(Excerpt from a dataset)
————————

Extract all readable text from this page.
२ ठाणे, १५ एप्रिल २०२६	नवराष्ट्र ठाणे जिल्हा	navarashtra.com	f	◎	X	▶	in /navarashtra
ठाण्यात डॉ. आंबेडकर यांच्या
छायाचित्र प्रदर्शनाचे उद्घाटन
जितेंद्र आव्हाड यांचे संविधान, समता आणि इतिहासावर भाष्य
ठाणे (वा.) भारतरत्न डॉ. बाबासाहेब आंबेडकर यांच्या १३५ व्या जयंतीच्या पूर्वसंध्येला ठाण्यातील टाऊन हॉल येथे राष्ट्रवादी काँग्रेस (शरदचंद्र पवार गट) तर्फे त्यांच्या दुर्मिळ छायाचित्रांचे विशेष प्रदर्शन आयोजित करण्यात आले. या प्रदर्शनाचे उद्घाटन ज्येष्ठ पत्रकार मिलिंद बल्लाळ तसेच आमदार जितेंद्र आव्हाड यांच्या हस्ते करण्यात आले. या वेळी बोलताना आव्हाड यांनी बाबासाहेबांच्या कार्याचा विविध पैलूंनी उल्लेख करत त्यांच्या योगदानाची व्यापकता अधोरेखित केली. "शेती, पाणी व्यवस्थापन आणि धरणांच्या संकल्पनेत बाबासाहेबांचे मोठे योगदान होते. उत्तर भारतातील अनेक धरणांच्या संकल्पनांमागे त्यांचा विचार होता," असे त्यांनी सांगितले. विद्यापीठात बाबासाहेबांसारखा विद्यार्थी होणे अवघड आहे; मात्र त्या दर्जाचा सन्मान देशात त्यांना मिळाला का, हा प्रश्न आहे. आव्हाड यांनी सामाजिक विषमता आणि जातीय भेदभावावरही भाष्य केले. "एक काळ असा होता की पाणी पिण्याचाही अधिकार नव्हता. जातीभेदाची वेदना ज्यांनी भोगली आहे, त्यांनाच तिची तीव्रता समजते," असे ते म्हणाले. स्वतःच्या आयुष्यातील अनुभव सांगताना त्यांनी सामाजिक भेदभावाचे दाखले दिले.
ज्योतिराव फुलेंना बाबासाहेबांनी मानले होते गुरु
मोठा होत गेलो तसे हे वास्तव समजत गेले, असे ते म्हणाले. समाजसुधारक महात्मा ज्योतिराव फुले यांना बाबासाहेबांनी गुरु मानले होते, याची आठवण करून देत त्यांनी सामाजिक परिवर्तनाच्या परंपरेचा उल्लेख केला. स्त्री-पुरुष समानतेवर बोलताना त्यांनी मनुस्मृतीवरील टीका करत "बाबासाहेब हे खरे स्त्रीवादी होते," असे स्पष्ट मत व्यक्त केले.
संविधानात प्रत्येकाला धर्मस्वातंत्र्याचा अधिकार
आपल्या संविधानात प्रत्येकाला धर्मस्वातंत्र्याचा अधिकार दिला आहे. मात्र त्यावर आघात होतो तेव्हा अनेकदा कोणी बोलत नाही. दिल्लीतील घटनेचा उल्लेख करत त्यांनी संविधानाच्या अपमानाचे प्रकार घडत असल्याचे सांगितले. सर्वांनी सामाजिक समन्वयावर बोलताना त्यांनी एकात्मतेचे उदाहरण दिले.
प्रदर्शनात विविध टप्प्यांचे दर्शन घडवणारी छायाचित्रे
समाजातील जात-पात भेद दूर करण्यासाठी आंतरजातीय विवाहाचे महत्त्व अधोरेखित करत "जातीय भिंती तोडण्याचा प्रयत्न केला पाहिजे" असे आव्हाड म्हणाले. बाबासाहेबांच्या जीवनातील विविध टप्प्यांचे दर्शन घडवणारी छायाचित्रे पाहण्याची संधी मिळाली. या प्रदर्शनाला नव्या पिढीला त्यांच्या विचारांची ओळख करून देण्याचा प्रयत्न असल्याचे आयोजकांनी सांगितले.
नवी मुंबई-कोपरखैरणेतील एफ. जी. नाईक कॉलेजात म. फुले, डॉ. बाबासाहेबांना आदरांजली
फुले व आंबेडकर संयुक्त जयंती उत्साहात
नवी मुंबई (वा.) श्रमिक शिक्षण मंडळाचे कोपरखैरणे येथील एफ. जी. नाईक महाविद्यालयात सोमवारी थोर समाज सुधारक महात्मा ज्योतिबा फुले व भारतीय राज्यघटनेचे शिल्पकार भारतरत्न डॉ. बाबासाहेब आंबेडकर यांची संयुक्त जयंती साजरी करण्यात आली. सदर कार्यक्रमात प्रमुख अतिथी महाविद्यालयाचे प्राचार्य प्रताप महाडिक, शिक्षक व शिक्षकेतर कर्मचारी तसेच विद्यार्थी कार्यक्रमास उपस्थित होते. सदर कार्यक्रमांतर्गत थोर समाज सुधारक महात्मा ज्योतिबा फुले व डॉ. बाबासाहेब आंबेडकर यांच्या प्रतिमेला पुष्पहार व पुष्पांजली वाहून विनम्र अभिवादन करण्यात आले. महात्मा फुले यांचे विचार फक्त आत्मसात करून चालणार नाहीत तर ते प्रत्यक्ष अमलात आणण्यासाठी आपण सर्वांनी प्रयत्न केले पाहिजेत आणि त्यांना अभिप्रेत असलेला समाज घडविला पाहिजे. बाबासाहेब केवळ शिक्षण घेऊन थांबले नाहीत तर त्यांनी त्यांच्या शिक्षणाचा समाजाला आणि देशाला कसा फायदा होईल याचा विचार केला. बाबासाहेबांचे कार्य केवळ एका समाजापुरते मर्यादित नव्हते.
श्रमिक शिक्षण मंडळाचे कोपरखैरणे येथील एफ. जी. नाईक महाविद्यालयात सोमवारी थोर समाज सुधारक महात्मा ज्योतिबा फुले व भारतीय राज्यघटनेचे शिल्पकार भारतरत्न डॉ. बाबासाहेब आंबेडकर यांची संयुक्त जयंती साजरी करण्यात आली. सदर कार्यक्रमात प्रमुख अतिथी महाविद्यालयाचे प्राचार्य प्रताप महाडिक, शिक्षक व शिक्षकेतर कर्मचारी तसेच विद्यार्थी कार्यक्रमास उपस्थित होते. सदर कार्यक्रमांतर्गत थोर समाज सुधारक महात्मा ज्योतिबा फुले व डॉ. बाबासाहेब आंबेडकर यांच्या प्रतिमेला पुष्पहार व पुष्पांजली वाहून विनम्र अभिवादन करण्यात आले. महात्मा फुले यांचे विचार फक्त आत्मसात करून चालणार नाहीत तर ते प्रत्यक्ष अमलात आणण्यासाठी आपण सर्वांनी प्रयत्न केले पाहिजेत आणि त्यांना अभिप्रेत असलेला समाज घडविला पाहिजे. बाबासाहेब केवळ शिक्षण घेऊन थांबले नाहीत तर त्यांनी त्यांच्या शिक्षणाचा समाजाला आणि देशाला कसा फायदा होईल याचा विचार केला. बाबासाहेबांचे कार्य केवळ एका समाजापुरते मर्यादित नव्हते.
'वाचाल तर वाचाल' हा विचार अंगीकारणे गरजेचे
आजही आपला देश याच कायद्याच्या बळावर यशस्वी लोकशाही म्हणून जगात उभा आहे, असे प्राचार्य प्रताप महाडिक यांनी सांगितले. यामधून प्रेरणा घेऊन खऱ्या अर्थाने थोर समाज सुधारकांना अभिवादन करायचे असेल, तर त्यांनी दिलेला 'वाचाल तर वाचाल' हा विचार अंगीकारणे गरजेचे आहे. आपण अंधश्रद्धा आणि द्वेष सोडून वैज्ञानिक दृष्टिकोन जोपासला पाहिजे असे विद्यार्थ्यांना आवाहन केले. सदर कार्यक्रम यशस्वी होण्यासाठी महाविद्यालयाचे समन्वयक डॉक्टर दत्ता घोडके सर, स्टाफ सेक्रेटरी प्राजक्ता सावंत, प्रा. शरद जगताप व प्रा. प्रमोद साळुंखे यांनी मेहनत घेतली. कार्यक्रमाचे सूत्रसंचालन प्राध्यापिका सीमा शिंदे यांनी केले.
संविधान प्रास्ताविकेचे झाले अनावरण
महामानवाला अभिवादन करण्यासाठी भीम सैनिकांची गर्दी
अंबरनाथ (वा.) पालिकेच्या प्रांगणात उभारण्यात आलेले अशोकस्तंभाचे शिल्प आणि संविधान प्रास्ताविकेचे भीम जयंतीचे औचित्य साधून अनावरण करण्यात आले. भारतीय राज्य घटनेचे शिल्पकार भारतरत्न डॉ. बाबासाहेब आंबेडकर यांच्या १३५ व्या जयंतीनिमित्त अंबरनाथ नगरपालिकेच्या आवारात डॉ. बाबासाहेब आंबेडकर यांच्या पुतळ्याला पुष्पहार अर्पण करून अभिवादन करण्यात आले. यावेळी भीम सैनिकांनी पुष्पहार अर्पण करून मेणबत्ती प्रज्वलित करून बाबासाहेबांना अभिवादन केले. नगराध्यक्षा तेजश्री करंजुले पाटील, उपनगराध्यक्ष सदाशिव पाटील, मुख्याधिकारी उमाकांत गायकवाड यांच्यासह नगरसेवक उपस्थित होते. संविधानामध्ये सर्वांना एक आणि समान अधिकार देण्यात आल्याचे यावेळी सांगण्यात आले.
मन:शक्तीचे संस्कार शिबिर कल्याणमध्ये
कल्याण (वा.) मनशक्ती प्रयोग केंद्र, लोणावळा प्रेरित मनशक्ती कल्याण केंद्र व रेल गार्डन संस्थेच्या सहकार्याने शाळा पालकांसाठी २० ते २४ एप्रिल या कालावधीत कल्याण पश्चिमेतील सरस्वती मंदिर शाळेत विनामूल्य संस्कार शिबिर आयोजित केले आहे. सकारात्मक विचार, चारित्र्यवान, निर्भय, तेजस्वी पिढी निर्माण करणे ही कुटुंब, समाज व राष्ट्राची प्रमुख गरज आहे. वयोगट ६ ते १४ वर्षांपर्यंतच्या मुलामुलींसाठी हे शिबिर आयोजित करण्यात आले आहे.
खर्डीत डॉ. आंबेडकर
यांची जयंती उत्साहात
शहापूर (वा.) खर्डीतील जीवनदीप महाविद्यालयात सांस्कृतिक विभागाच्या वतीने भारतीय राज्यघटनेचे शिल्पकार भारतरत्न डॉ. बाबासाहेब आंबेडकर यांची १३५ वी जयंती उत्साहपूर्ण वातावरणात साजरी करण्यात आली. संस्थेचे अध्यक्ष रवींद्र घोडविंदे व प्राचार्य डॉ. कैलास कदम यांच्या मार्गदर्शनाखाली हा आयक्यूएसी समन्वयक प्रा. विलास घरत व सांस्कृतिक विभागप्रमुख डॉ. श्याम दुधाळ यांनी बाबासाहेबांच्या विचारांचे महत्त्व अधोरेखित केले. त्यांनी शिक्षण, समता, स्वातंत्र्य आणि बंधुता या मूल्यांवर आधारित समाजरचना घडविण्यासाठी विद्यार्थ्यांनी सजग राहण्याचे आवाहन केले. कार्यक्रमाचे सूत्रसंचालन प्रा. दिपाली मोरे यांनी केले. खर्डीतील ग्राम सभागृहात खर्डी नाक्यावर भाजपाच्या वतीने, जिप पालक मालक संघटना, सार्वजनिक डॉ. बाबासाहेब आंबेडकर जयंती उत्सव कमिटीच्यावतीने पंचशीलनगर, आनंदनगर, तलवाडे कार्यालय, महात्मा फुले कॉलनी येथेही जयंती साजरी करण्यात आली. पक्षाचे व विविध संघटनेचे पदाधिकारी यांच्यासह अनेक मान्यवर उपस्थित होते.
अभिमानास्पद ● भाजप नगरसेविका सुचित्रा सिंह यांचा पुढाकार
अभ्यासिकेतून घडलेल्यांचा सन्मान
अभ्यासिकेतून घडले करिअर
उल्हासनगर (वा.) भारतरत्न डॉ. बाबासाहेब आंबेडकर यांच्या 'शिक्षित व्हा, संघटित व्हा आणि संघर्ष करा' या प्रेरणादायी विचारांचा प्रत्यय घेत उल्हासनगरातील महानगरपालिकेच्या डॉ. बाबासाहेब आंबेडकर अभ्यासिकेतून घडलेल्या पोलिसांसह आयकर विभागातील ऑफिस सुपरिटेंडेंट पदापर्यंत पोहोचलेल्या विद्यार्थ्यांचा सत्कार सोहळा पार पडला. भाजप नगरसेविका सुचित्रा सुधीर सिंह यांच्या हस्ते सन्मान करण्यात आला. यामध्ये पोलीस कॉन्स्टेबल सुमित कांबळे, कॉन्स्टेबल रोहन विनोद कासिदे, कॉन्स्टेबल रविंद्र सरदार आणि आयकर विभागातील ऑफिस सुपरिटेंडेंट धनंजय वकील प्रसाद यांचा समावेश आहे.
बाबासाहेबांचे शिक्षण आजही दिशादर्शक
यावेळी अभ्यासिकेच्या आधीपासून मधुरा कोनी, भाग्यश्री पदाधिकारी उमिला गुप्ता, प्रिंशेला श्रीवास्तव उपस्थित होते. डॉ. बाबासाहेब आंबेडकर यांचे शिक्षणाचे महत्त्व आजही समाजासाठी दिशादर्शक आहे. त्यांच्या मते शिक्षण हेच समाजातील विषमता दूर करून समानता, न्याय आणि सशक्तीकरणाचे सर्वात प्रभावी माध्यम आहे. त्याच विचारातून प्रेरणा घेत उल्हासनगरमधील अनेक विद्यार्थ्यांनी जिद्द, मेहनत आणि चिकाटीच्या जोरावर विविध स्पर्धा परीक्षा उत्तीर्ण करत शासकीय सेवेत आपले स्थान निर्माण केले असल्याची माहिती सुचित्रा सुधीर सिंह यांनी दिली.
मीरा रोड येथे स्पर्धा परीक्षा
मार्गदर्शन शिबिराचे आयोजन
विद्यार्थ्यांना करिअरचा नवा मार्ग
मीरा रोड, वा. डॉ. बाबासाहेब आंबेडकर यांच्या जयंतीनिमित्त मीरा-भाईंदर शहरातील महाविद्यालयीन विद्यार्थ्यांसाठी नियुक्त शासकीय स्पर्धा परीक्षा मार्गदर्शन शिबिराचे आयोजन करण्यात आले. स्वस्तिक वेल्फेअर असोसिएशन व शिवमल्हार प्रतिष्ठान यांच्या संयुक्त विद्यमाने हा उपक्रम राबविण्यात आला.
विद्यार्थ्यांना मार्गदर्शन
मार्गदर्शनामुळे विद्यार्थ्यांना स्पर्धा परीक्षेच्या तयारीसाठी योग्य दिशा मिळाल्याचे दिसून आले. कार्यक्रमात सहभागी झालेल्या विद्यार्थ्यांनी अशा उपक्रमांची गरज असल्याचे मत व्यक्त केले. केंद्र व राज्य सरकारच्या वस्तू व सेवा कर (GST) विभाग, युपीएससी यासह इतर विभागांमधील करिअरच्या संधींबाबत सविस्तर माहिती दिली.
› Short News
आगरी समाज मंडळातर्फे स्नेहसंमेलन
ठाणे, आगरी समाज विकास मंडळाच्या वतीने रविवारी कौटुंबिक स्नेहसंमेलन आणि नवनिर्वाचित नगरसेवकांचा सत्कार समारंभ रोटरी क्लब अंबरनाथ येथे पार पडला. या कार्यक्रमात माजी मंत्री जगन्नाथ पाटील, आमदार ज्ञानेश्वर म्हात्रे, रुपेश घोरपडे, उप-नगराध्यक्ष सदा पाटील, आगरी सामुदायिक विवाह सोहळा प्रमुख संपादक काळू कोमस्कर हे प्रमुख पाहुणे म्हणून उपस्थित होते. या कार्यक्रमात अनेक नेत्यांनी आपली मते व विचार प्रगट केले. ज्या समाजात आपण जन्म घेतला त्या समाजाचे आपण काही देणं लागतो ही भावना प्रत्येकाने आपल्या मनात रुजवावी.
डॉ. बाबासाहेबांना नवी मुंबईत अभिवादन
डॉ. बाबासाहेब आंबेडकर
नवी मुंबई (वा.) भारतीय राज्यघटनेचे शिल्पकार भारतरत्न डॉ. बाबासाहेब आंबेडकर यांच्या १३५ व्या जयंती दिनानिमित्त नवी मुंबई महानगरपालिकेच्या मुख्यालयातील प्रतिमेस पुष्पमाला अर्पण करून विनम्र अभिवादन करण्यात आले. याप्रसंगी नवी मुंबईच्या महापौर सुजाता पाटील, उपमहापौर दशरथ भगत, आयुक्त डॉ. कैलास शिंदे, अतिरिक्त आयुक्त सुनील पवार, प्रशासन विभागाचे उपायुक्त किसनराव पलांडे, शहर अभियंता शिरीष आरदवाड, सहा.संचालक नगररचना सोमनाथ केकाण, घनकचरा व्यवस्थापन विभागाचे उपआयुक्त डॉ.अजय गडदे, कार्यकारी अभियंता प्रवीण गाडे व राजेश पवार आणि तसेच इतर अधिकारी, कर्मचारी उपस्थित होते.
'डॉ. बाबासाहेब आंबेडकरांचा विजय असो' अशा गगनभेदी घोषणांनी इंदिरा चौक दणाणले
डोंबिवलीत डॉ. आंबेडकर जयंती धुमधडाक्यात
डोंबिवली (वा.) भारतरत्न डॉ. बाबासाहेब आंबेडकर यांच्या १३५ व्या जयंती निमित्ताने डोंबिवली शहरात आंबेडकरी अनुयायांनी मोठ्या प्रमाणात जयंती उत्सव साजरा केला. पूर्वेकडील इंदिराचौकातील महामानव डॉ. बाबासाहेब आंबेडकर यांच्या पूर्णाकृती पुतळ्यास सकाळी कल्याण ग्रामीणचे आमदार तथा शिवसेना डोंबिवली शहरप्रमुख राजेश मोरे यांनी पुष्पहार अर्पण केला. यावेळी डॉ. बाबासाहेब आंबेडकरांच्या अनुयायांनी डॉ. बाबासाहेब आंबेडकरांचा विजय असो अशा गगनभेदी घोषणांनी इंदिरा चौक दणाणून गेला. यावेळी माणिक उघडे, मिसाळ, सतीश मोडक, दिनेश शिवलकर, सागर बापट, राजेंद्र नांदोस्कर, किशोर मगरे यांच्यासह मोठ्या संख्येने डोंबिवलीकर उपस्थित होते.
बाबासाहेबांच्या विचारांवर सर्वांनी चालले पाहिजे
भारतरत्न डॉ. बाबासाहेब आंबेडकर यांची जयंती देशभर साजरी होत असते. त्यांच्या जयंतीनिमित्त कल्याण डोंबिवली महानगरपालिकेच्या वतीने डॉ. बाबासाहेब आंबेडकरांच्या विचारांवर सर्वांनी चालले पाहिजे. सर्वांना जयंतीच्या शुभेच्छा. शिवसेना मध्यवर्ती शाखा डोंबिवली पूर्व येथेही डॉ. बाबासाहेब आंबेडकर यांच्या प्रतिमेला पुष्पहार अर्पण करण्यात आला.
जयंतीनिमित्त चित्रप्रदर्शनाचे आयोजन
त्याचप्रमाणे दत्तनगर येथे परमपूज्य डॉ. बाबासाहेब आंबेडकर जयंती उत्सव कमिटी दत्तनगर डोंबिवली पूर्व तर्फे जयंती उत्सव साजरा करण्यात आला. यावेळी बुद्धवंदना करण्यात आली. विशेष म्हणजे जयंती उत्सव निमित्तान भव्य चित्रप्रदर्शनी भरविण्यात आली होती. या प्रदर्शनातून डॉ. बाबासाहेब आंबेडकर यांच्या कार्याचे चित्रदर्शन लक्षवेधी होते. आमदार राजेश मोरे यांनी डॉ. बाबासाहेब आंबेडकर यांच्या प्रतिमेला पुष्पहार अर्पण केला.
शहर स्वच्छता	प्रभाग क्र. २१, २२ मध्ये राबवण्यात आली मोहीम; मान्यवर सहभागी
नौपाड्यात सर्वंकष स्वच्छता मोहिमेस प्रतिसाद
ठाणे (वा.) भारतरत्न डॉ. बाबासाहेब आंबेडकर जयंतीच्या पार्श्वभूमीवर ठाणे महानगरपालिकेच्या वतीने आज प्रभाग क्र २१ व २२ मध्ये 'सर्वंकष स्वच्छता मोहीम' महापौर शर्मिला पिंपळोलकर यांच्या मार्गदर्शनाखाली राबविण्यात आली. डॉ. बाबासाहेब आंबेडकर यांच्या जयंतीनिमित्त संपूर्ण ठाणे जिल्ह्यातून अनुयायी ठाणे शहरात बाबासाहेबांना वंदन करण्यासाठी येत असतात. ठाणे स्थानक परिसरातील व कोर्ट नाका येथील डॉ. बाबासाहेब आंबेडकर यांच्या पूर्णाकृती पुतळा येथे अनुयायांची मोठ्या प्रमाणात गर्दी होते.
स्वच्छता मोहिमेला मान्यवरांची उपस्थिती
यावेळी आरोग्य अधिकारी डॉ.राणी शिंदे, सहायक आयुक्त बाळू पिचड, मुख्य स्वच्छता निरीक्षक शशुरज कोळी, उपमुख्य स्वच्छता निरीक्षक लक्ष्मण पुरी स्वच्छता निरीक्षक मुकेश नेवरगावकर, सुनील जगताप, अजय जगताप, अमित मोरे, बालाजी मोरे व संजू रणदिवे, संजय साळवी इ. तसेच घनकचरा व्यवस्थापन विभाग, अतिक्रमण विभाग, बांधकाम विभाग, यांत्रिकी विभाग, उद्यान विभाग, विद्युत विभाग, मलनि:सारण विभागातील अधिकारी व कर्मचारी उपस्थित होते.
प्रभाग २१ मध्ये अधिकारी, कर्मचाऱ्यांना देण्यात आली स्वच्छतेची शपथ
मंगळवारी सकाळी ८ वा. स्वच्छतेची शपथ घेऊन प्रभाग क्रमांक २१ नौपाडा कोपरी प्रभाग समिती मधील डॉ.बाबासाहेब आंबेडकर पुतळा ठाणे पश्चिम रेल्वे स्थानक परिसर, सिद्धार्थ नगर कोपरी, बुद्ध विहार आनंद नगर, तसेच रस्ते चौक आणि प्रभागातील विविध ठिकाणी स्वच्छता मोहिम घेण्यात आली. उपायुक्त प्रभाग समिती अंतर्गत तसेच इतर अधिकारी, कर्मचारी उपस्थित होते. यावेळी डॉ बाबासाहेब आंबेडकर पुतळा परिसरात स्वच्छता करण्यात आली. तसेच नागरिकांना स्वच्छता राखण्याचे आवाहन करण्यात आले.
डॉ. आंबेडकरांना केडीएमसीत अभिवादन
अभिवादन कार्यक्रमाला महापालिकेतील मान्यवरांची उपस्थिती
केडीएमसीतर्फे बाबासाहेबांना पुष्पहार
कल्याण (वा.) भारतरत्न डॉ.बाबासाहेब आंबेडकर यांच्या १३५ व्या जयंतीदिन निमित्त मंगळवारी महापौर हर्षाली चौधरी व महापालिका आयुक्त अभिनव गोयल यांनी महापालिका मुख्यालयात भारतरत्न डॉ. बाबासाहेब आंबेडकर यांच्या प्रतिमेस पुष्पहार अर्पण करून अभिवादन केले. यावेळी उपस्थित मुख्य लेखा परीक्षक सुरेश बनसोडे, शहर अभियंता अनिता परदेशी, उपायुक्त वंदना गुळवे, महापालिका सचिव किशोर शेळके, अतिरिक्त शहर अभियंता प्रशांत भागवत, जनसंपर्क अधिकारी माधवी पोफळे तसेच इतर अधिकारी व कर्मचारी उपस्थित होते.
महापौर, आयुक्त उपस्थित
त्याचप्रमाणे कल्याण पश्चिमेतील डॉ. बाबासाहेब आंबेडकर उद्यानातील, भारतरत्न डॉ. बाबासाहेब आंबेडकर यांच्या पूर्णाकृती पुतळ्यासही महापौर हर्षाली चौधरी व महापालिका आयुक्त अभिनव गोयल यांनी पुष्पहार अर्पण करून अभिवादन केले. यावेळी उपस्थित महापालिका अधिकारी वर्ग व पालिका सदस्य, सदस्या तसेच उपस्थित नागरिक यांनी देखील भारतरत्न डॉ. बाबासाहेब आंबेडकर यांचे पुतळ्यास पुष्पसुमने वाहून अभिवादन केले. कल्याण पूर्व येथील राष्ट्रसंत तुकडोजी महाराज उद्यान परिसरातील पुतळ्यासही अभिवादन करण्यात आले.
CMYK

————————

Directive: Which lines above contain the word "घडवण"? Copy each of them.

Written response:
प्रदर्शनात विविध टप्प्यांचे दर्शन घडवणारी छायाचित्रे
समाजातील जात-पात भेद दूर करण्यासाठी आंतरजातीय विवाहाचे महत्त्व अधोरेखित करत "जातीय भिंती तोडण्याचा प्रयत्न केला पाहिजे" असे आव्हाड म्हणाले. बाबासाहेबांच्या जीवनातील विविध टप्प्यांचे दर्शन घडवणारी छायाचित्रे पाहण्याची संधी मिळाली. या प्रदर्शनाला नव्या पिढीला त्यांच्या विचारांची ओळख करून देण्याचा प्रयत्न असल्याचे आयोजकांनी सांगितले.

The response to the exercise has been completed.